Problem statement:
Show every line where "level" occurs.

Records provided:
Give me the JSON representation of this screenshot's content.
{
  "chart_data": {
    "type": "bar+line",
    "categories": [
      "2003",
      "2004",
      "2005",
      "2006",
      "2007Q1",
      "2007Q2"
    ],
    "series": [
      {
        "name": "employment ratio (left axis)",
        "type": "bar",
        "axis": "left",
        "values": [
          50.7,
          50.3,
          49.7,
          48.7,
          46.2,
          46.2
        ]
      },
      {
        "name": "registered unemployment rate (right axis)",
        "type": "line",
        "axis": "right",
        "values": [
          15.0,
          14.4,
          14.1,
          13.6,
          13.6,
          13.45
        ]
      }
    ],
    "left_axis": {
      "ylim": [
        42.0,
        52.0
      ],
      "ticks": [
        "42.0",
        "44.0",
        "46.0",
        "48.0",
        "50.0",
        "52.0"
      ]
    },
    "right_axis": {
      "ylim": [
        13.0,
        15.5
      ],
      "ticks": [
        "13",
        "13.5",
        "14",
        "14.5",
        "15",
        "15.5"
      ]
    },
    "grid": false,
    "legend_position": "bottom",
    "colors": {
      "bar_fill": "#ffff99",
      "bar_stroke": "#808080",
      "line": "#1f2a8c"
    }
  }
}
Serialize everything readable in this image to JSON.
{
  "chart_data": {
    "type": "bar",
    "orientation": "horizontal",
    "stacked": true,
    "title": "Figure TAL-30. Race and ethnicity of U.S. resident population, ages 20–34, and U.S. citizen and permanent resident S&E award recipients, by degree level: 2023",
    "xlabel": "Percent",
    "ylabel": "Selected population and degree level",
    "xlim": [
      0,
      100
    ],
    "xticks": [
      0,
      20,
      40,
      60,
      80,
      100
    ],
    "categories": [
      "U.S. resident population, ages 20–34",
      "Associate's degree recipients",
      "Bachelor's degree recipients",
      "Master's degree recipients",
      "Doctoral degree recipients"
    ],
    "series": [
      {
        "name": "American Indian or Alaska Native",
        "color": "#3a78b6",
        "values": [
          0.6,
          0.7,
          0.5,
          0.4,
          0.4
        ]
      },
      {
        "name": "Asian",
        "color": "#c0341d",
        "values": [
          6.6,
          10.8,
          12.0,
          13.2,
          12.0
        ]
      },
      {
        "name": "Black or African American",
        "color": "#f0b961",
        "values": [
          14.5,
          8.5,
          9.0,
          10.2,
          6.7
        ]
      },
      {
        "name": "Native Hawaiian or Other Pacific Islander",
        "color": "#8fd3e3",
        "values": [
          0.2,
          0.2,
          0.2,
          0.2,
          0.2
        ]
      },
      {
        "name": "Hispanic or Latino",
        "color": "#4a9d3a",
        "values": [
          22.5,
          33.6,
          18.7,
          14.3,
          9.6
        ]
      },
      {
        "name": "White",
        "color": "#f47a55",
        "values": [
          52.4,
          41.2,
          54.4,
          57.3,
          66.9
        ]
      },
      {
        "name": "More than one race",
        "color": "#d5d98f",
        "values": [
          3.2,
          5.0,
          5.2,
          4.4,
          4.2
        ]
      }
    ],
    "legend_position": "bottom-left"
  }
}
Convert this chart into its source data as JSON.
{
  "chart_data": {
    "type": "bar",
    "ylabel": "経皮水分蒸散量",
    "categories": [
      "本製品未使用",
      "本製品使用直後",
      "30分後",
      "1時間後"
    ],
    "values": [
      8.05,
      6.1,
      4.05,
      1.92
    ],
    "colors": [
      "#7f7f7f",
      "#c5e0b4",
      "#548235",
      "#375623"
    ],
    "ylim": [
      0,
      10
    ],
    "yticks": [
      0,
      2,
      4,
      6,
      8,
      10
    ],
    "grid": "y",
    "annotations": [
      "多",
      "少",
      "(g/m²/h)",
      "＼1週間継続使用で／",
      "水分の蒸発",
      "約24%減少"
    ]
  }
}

Correct response:
    "title": "Figure TAL-30. Race and ethnicity of U.S. resident population, ages 20–34, and U.S. citizen and permanent resident S&E award recipients, by degree level: 2023",
    "ylabel": "Selected population and degree level",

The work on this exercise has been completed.